▶ [Stated task] Among the records below, find each line that includes the string "bottom" and copy it.

+===+

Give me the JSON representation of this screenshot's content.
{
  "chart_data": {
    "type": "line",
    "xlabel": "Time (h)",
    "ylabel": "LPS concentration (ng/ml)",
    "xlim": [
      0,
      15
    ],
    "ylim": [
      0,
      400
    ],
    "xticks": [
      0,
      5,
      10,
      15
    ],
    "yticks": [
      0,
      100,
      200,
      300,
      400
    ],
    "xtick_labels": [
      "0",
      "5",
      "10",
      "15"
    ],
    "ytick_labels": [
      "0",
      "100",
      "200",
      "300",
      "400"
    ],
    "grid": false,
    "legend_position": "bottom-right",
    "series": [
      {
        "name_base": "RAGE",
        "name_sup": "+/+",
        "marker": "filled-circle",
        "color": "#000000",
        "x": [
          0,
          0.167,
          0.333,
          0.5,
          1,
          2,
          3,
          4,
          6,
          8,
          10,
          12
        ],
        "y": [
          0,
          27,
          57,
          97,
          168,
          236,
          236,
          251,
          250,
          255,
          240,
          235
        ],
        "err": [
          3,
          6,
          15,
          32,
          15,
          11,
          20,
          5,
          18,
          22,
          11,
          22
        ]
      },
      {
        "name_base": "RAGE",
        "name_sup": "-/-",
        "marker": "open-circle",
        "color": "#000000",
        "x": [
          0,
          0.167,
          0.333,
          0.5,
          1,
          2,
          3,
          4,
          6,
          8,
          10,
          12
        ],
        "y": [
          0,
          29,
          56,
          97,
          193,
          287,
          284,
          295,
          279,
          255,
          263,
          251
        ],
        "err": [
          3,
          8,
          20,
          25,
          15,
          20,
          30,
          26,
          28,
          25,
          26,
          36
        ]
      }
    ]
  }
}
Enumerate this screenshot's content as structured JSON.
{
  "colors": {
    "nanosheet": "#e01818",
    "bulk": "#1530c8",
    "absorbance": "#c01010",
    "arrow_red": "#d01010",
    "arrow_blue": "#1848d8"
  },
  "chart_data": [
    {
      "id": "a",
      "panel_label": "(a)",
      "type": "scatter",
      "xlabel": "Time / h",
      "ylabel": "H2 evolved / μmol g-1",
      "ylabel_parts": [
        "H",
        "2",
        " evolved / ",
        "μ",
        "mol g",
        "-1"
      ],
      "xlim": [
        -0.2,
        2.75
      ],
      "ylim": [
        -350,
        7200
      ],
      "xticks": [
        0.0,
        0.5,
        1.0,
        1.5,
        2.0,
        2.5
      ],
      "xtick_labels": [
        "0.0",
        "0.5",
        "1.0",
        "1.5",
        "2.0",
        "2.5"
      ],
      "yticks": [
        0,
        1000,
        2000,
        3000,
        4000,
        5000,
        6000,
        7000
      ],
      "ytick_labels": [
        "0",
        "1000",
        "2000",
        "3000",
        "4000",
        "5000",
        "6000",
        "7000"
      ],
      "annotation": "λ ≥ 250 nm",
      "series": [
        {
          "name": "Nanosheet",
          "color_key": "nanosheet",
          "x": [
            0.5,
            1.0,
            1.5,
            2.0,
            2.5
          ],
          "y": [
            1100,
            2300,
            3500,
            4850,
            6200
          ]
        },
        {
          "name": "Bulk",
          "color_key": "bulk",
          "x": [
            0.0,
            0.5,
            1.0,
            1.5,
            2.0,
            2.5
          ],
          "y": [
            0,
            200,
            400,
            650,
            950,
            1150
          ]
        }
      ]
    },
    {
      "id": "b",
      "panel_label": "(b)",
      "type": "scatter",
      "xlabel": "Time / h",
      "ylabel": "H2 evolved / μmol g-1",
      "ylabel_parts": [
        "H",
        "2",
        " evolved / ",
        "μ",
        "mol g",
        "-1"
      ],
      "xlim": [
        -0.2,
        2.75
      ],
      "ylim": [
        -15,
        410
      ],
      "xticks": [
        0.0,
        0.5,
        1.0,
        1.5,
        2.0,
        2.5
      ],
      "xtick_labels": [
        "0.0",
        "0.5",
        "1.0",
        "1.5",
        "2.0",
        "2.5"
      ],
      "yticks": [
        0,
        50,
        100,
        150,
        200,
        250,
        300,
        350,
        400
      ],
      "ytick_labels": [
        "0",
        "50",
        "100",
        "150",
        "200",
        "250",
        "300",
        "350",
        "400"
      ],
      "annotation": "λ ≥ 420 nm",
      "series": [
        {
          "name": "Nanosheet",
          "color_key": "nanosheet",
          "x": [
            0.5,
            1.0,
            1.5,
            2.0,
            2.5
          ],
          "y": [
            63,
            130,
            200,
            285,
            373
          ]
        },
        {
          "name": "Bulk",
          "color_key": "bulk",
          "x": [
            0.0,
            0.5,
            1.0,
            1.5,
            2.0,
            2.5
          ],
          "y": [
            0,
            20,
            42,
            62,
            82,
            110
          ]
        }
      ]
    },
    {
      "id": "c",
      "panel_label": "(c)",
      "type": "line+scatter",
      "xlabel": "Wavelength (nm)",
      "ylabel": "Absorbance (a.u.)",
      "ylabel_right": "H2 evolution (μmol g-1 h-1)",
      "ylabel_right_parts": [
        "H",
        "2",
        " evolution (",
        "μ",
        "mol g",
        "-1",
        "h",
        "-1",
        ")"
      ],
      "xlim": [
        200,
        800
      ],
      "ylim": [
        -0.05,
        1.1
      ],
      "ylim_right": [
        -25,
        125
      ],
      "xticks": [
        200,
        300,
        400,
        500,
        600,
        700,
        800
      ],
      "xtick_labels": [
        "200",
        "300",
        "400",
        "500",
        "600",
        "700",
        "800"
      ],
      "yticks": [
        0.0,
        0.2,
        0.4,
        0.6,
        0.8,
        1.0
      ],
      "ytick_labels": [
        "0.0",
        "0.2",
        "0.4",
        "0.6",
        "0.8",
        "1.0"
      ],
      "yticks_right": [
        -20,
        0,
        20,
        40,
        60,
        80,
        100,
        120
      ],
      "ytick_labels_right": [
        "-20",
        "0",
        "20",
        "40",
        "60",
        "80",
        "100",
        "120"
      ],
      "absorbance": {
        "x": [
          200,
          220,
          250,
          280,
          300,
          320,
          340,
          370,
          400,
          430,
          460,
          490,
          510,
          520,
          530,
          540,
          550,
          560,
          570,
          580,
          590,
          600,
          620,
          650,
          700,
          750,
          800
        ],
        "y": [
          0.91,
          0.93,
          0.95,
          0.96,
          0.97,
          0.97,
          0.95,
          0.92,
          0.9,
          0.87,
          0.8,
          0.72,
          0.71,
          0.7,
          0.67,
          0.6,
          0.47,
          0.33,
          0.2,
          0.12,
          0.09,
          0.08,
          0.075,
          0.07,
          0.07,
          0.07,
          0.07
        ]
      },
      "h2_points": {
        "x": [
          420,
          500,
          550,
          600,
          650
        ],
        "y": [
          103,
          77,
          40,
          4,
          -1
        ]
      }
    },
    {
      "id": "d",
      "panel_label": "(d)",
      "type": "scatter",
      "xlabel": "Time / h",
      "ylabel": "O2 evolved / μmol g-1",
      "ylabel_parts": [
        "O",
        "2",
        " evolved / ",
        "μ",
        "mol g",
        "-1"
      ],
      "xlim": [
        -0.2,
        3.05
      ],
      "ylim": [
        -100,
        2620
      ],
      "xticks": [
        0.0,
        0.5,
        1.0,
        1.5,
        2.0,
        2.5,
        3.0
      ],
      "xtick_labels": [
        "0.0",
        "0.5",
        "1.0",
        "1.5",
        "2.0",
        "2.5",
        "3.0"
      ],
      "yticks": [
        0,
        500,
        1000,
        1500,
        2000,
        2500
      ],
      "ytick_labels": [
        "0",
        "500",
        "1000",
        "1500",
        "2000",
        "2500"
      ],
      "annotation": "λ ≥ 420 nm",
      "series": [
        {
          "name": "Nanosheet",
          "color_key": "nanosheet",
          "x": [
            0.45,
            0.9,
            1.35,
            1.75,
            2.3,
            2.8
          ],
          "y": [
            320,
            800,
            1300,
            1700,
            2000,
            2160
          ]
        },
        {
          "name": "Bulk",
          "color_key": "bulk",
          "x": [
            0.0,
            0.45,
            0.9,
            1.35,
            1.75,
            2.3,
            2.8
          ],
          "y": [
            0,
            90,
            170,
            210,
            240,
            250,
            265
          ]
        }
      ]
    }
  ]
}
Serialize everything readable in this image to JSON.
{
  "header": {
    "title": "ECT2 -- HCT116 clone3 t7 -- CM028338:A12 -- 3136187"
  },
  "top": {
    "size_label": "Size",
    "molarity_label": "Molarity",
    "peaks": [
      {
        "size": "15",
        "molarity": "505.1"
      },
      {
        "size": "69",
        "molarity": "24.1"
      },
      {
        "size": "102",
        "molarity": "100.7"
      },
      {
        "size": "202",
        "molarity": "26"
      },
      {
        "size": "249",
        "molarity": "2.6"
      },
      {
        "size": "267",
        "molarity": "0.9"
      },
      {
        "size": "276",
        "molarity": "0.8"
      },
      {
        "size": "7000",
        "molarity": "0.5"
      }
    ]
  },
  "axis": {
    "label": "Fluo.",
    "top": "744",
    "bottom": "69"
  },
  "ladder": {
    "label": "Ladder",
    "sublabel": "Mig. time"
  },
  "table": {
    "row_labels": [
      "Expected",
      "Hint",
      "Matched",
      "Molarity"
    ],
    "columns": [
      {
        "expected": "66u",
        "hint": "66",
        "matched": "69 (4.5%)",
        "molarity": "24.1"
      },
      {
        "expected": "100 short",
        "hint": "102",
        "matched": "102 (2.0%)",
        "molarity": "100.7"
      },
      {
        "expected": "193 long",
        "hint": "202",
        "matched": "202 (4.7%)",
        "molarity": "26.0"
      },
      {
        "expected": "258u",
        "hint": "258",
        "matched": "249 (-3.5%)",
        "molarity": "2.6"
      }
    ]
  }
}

+===+

▶ [Written response]
    "legend_position": "bottom-right",
    "bottom": "69"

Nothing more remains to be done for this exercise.